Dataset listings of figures
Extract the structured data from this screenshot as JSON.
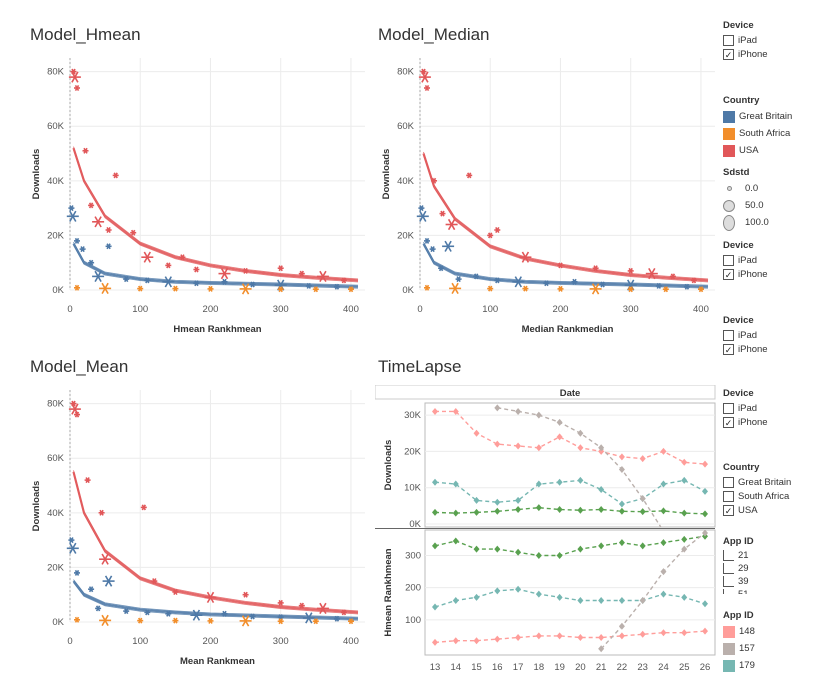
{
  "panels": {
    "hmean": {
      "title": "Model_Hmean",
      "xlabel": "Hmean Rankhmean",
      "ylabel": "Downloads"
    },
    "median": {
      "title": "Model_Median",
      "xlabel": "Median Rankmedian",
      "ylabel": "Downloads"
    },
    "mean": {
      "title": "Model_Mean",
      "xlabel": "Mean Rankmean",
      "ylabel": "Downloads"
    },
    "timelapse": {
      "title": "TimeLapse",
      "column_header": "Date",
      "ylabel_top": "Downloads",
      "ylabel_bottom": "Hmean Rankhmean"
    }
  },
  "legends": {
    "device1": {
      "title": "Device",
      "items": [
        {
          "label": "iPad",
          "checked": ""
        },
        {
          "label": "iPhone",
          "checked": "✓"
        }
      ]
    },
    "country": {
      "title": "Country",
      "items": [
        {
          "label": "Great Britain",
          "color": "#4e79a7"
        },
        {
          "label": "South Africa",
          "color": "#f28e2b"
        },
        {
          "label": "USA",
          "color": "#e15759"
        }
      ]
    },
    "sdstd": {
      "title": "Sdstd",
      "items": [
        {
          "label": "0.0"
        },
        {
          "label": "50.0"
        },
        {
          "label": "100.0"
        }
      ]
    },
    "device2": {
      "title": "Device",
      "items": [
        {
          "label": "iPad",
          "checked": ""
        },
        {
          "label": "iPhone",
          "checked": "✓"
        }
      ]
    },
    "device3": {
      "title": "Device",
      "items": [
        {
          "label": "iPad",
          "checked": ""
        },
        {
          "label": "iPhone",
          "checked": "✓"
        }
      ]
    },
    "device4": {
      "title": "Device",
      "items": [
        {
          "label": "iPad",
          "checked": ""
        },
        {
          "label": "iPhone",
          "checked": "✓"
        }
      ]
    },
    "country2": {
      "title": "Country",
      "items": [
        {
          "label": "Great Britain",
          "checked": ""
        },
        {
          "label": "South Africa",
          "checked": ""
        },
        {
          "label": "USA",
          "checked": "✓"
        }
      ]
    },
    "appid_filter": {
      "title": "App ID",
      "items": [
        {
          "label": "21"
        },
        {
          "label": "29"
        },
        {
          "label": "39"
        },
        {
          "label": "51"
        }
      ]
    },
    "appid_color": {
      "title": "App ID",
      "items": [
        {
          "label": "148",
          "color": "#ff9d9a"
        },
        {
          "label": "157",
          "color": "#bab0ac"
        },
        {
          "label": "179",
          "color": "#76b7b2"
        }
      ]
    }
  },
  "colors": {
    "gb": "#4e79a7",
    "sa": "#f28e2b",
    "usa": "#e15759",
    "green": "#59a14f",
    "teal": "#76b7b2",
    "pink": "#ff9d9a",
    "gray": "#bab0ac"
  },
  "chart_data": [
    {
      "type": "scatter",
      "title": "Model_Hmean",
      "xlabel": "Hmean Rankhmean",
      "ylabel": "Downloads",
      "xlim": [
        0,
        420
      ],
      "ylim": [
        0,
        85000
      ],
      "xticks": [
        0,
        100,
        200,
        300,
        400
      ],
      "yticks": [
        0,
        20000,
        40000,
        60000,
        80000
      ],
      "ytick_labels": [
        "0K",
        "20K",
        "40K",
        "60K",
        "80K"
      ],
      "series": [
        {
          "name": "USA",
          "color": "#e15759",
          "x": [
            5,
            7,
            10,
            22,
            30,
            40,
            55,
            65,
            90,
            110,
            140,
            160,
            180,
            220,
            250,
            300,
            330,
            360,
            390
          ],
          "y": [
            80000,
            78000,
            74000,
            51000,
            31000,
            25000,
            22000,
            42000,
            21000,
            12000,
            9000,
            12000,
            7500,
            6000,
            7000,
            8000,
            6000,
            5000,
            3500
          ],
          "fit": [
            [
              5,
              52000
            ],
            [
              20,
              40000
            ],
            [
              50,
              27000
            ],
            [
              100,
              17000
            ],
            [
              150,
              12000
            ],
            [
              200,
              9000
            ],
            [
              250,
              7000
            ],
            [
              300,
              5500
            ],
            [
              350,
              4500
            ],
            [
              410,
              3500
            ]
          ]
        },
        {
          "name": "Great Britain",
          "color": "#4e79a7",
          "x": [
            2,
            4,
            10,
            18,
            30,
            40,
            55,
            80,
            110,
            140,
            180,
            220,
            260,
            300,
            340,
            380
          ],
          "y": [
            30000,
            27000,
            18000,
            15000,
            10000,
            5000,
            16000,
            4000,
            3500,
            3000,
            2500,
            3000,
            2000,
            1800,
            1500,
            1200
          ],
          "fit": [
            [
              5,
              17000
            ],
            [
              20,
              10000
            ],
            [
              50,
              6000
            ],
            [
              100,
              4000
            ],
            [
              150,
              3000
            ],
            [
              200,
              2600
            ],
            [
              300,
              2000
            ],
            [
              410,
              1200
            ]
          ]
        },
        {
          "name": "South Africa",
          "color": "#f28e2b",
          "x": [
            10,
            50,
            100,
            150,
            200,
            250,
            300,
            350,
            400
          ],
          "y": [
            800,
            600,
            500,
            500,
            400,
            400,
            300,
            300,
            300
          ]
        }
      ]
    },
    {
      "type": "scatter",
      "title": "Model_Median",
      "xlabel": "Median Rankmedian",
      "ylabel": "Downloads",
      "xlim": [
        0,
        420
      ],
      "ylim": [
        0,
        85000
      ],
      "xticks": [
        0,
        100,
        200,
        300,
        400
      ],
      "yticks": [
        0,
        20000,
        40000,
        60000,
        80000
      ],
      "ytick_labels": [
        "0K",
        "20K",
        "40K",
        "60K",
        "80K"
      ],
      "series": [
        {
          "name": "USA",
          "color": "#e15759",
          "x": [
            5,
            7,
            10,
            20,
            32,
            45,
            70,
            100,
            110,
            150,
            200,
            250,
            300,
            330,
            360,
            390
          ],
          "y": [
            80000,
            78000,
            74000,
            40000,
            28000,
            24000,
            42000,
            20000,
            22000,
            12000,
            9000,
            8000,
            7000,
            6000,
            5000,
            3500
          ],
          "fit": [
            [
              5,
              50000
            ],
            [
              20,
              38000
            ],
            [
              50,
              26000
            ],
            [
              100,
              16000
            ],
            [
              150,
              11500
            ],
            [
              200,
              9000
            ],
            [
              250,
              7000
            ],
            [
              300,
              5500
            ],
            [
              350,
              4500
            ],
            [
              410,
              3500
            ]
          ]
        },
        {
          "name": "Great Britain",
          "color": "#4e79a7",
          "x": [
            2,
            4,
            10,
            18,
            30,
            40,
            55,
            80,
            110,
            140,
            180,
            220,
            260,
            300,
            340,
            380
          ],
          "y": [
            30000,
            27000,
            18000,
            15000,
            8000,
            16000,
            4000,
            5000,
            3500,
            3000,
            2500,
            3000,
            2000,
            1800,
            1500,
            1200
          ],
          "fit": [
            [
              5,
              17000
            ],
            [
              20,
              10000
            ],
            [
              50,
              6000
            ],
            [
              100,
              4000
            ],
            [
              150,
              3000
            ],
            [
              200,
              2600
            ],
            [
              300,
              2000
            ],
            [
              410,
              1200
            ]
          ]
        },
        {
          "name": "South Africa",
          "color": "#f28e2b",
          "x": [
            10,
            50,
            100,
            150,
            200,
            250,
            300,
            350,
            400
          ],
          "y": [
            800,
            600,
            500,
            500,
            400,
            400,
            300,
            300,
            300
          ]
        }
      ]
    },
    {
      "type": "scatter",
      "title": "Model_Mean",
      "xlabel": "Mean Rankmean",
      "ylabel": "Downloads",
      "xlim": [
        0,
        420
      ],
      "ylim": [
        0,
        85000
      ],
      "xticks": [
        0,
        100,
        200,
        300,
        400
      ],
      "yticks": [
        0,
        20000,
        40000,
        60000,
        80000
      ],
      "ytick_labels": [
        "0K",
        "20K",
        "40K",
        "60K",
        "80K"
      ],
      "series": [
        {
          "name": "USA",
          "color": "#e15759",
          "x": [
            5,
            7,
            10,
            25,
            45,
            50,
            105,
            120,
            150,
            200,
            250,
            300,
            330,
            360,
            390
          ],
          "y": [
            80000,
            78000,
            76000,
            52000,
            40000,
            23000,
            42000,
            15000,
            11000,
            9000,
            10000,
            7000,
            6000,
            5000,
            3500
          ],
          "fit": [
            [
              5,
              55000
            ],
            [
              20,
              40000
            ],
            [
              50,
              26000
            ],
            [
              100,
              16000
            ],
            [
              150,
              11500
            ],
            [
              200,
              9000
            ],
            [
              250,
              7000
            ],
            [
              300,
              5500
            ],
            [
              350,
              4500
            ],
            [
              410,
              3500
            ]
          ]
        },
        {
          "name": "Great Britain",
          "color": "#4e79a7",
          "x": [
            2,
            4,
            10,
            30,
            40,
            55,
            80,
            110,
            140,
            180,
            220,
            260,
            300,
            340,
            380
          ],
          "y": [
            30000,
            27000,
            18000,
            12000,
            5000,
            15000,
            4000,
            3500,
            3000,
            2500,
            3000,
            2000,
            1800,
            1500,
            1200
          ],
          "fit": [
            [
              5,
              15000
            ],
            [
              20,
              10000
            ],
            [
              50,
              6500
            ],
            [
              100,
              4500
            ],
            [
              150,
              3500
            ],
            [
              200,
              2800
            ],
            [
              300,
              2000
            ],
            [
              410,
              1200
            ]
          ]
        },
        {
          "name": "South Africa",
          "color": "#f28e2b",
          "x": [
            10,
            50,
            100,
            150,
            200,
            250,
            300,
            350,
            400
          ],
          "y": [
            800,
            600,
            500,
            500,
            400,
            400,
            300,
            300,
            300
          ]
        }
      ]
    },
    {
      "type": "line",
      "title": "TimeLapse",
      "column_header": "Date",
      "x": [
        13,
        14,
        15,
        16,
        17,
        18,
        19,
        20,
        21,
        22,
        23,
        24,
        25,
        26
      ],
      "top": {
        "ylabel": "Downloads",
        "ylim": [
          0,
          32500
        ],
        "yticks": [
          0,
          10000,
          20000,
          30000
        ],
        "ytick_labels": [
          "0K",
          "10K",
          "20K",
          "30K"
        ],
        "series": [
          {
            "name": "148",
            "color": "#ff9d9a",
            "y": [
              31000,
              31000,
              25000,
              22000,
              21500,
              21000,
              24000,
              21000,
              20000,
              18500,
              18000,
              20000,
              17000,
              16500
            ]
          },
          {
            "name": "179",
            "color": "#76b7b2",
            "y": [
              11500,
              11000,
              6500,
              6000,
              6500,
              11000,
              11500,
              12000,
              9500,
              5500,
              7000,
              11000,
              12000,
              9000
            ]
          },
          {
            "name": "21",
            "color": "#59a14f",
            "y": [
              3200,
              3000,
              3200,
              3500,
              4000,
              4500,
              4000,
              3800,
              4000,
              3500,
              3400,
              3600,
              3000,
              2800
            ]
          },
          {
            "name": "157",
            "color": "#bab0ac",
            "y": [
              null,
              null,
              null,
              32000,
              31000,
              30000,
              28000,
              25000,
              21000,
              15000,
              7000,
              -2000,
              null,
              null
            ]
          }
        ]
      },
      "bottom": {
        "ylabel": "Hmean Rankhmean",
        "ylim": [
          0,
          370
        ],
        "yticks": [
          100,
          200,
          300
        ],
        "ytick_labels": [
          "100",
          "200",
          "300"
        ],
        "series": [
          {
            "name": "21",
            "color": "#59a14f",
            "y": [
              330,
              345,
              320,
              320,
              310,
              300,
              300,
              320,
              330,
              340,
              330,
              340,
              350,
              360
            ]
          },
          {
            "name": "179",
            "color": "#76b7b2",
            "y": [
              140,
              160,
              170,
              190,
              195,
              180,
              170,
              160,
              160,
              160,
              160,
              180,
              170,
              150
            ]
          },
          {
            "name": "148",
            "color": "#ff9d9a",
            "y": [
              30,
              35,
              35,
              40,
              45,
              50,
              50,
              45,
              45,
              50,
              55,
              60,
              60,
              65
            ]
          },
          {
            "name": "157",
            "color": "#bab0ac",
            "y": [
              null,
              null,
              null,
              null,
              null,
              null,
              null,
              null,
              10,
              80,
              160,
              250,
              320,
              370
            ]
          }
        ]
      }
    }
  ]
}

==

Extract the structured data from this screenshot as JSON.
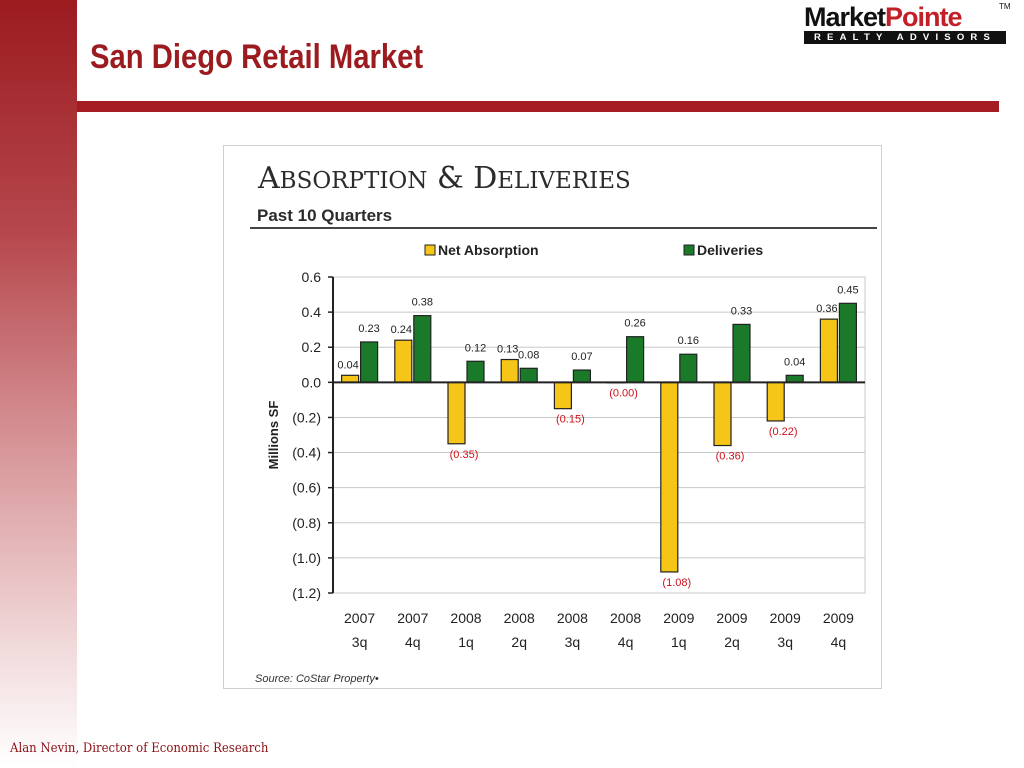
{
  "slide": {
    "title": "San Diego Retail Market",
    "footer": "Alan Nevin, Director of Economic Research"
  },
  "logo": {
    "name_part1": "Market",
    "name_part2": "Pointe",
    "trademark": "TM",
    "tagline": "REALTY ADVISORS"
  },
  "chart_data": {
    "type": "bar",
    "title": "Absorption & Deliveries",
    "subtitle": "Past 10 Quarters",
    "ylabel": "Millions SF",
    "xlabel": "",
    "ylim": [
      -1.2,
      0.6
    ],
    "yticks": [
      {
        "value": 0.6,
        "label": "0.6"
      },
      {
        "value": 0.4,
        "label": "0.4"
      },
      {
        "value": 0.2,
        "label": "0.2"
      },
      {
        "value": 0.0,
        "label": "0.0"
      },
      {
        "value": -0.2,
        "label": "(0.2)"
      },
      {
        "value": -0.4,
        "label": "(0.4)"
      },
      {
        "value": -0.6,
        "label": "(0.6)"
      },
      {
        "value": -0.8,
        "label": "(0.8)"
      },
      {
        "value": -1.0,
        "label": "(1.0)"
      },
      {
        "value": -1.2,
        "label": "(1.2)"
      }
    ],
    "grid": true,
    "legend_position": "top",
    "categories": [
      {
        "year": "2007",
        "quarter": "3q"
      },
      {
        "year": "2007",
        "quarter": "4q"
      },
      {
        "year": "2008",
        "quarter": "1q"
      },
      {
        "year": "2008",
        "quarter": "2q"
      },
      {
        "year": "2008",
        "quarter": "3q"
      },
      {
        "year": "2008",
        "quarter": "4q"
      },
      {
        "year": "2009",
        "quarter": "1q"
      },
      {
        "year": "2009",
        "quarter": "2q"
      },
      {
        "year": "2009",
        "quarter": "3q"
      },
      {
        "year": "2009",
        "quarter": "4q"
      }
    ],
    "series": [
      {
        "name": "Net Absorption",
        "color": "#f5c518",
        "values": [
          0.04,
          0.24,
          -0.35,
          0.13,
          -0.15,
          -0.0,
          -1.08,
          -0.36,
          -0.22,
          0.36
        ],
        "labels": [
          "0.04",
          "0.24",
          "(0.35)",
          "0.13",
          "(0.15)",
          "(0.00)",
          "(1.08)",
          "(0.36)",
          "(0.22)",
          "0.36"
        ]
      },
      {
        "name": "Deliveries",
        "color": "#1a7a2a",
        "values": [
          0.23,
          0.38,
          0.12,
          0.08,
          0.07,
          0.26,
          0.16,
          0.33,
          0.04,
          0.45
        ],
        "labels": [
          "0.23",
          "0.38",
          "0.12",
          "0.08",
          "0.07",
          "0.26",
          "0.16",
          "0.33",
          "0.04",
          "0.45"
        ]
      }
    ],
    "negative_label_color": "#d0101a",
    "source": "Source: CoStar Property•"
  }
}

• _Prompt_
Return each line where "Deliveries" shows up.

• _Result of this task_
    "title": "Absorption & Deliveries",
        "name": "Deliveries",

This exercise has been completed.